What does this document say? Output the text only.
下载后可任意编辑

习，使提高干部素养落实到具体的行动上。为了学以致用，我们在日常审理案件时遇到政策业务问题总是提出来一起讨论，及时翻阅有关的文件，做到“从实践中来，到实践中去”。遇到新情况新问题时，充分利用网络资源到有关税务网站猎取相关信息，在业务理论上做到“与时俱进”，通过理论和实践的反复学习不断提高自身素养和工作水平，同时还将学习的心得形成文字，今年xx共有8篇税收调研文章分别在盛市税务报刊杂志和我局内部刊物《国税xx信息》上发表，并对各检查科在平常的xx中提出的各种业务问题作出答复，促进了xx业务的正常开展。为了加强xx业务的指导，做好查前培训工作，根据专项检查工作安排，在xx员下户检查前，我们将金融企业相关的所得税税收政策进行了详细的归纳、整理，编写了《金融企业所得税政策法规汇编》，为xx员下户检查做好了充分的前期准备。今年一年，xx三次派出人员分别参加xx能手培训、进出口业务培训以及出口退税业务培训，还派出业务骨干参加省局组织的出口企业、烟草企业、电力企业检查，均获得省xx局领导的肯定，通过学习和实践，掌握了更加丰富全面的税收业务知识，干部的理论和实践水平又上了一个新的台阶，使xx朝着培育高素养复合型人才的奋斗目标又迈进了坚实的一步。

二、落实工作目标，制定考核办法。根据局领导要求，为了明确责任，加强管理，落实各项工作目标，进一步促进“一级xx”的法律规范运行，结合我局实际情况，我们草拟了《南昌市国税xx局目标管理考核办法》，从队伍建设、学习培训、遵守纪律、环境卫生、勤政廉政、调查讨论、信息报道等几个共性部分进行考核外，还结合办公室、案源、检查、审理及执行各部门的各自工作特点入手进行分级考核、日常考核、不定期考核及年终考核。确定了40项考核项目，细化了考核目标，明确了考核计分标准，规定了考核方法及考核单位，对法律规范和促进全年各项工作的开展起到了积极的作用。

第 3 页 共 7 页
________________
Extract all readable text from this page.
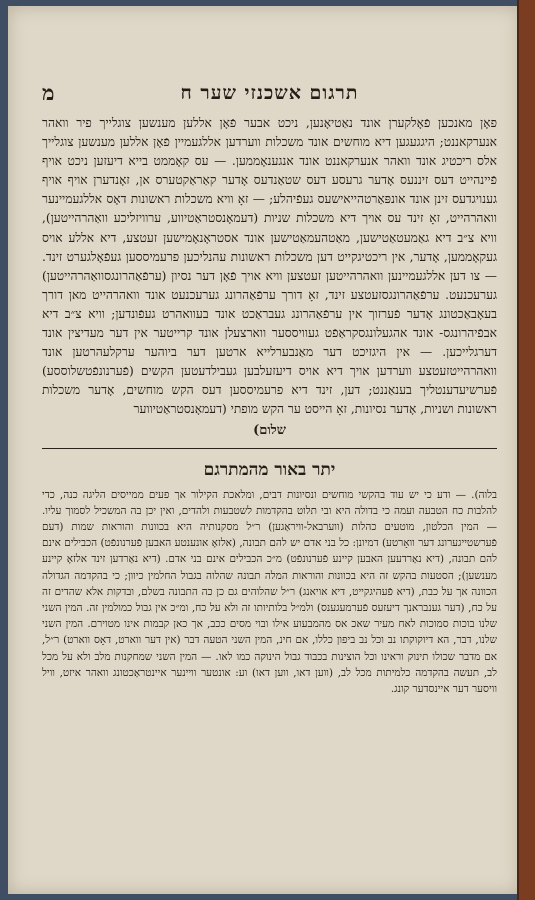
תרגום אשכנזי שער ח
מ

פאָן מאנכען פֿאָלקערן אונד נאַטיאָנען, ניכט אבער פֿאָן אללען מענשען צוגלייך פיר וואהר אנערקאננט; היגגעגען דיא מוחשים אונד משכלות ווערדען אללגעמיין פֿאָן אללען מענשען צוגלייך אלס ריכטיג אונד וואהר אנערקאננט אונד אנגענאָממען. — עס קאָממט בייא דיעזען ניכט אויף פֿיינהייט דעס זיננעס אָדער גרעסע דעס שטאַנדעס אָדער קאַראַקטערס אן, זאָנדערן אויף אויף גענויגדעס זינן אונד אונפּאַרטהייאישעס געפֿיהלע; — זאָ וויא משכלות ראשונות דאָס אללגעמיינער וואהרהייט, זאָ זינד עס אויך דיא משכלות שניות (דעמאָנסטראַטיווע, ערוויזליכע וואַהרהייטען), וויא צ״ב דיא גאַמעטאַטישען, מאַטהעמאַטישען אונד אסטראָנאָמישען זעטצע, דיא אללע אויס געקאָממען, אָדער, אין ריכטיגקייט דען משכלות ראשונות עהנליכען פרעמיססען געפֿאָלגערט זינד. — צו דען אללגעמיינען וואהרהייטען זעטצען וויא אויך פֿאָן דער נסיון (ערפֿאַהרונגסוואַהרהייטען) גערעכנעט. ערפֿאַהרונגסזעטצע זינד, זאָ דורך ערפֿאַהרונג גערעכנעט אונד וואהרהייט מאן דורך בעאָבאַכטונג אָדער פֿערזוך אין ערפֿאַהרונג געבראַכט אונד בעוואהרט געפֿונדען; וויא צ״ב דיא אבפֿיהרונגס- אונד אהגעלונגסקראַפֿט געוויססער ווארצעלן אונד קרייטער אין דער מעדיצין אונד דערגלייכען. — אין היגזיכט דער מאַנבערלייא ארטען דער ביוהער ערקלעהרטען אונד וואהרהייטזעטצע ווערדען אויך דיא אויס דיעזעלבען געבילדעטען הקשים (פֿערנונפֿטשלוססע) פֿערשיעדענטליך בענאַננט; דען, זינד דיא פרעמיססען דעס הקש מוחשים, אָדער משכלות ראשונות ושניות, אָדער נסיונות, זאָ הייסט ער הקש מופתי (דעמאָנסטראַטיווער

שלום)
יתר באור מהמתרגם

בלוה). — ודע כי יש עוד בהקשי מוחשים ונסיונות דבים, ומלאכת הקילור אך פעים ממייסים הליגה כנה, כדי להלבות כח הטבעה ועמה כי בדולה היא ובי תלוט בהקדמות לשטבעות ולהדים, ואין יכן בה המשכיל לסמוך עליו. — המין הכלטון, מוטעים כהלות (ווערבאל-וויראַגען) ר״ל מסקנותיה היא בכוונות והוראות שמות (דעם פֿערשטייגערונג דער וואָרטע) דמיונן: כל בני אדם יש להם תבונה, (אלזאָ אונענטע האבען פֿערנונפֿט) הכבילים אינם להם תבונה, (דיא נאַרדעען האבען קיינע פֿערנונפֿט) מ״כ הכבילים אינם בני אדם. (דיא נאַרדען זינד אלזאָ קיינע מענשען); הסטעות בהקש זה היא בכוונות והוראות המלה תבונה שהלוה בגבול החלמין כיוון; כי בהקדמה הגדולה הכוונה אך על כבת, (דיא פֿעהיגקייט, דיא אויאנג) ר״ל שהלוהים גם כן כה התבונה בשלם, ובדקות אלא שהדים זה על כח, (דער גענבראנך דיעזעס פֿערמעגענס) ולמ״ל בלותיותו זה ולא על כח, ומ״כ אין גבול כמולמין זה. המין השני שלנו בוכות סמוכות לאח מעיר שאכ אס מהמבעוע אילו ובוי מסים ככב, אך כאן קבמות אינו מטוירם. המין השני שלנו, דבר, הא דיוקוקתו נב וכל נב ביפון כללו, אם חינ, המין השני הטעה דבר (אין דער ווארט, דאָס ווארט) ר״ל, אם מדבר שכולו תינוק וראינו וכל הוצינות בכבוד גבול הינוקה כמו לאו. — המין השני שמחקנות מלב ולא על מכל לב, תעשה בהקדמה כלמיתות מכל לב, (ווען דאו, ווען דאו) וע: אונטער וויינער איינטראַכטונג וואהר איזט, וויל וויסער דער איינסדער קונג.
________________
◆ Stated exercise
Extract every line above that contains the word "this".

◆ Reply to the exercise
What does this document say? Output the text only.
Extract all readable text from this page.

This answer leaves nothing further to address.